**WORK TASK:** Scan the entries below and tally the lines that include "Överlåtelse". Return nothing but the tally.

***** ENTRIES PROVIDED *****

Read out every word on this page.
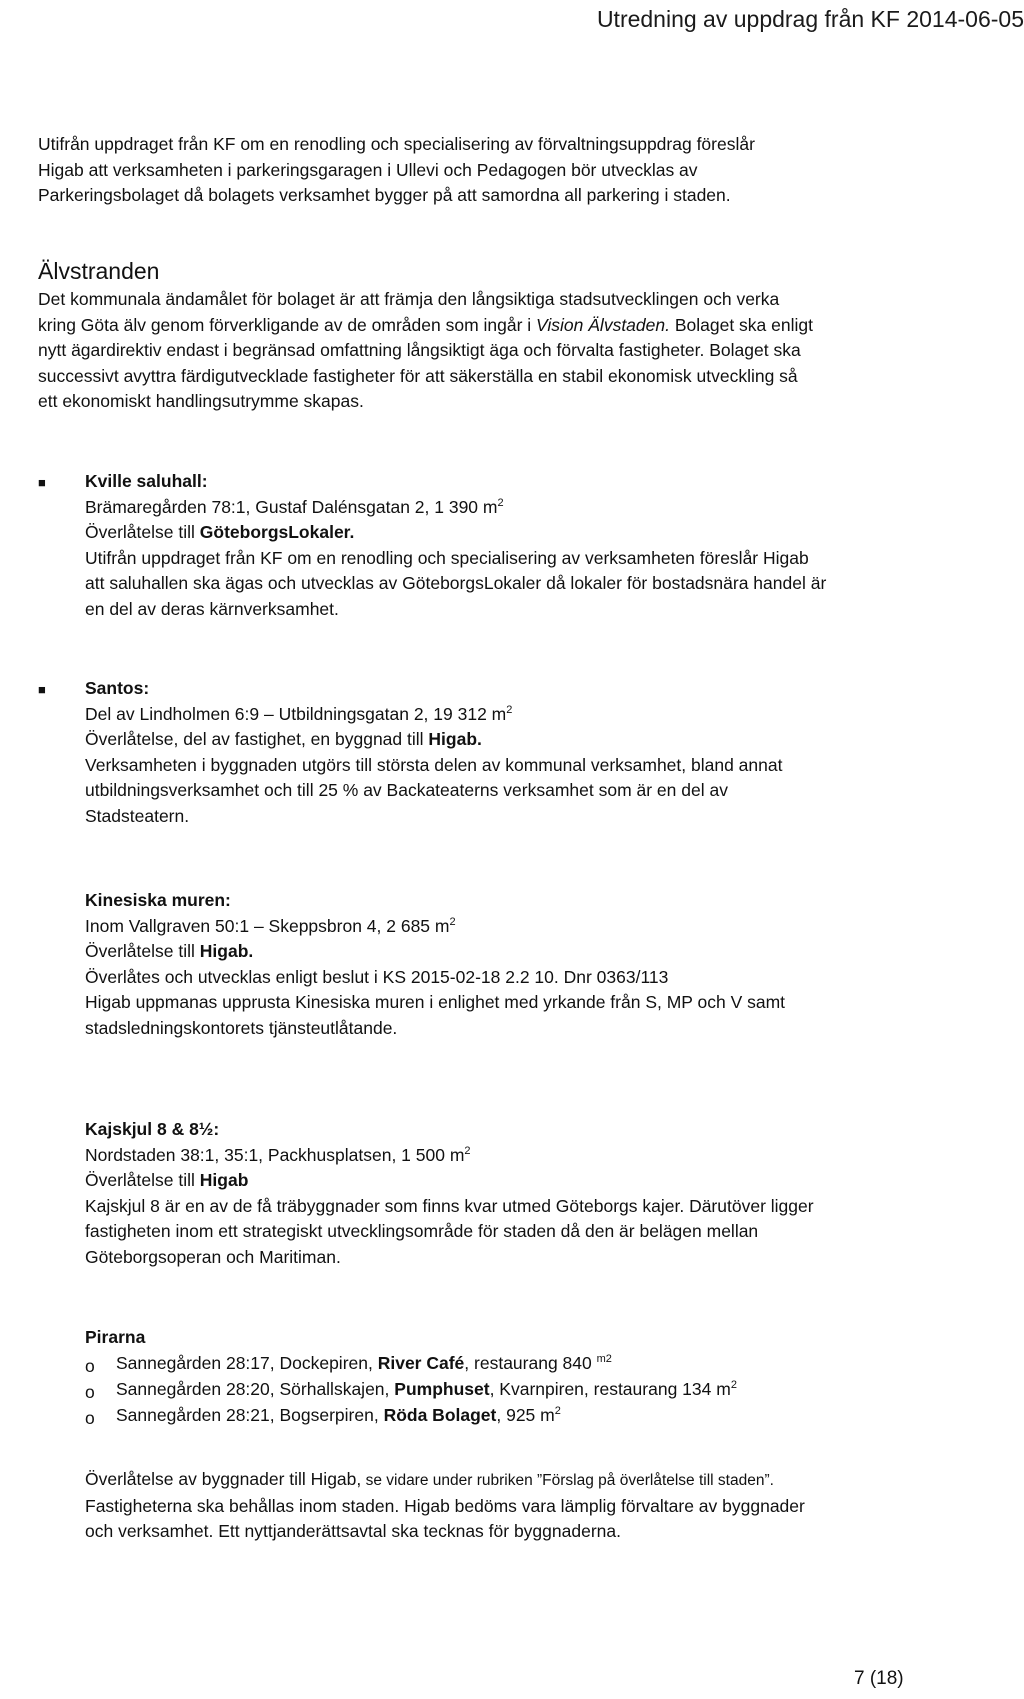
Utredning av uppdrag från KF 2014-06-05

Utifrån uppdraget från KF om en renodling och specialisering av förvaltningsuppdrag föreslår
Higab att verksamheten i parkeringsgaragen i Ullevi och Pedagogen bör utvecklas av
Parkeringsbolaget då bolagets verksamhet bygger på att samordna all parkering i staden.

Älvstranden

Det kommunala ändamålet för bolaget är att främja den långsiktiga stadsutvecklingen och verka
kring Göta älv genom förverkligande av de områden som ingår i Vision Älvstaden. Bolaget ska enligt
nytt ägardirektiv endast i begränsad omfattning långsiktigt äga och förvalta fastigheter. Bolaget ska
successivt avyttra färdigutvecklade fastigheter för att säkerställa en stabil ekonomisk utveckling så
ett ekonomiskt handlingsutrymme skapas.

■ Kville saluhall:
Brämaregården 78:1, Gustaf Dalénsgatan 2, 1 390 $m^2$
Överlåtelse till GöteborgsLokaler.
Utifrån uppdraget från KF om en renodling och specialisering av verksamheten föreslår Higab
att saluhallen ska ägas och utvecklas av GöteborgsLokaler då lokaler för bostadsnära handel är
en del av deras kärnverksamhet.

■ Santos:
Del av Lindholmen 6:9 – Utbildningsgatan 2, 19 312 $m^2$
Överlåtelse, del av fastighet, en byggnad till Higab.
Verksamheten i byggnaden utgörs till största delen av kommunal verksamhet, bland annat
utbildningsverksamhet och till 25 % av Backateaterns verksamhet som är en del av
Stadsteatern.

Kinesiska muren:
Inom Vallgraven 50:1 – Skeppsbron 4, 2 685 $m^2$
Överlåtelse till Higab.
Överlåtes och utvecklas enligt beslut i KS 2015-02-18 2.2 10. Dnr 0363/113
Higab uppmanas upprusta Kinesiska muren i enlighet med yrkande från S, MP och V samt
stadsledningskontorets tjänsteutlåtande.

Kajskjul 8 & 8½:
Nordstaden 38:1, 35:1, Packhusplatsen, 1 500 $m^2$
Överlåtelse till Higab
Kajskjul 8 är en av de få träbyggnader som finns kvar utmed Göteborgs kajer. Därutöver ligger
fastigheten inom ett strategiskt utvecklingsområde för staden då den är belägen mellan
Göteborgsoperan och Maritiman.

Pirarna

o Sannegården 28:17, Dockepiren, River Café, restaurang 840 $^{m2}$

o Sannegården 28:20, Sörhallskajen, Pumphuset, Kvarnpiren, restaurang 134 $m^2$

o Sannegården 28:21, Bogserpiren, Röda Bolaget, 925 $m^2$

Överlåtelse av byggnader till Higab, se vidare under rubriken ”Förslag på överlåtelse till staden”.
Fastigheterna ska behållas inom staden. Higab bedöms vara lämplig förvaltare av byggnader
och verksamhet. Ett nyttjanderättsavtal ska tecknas för byggnaderna.

7 (18)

*****

**ANSWER BOX:** 5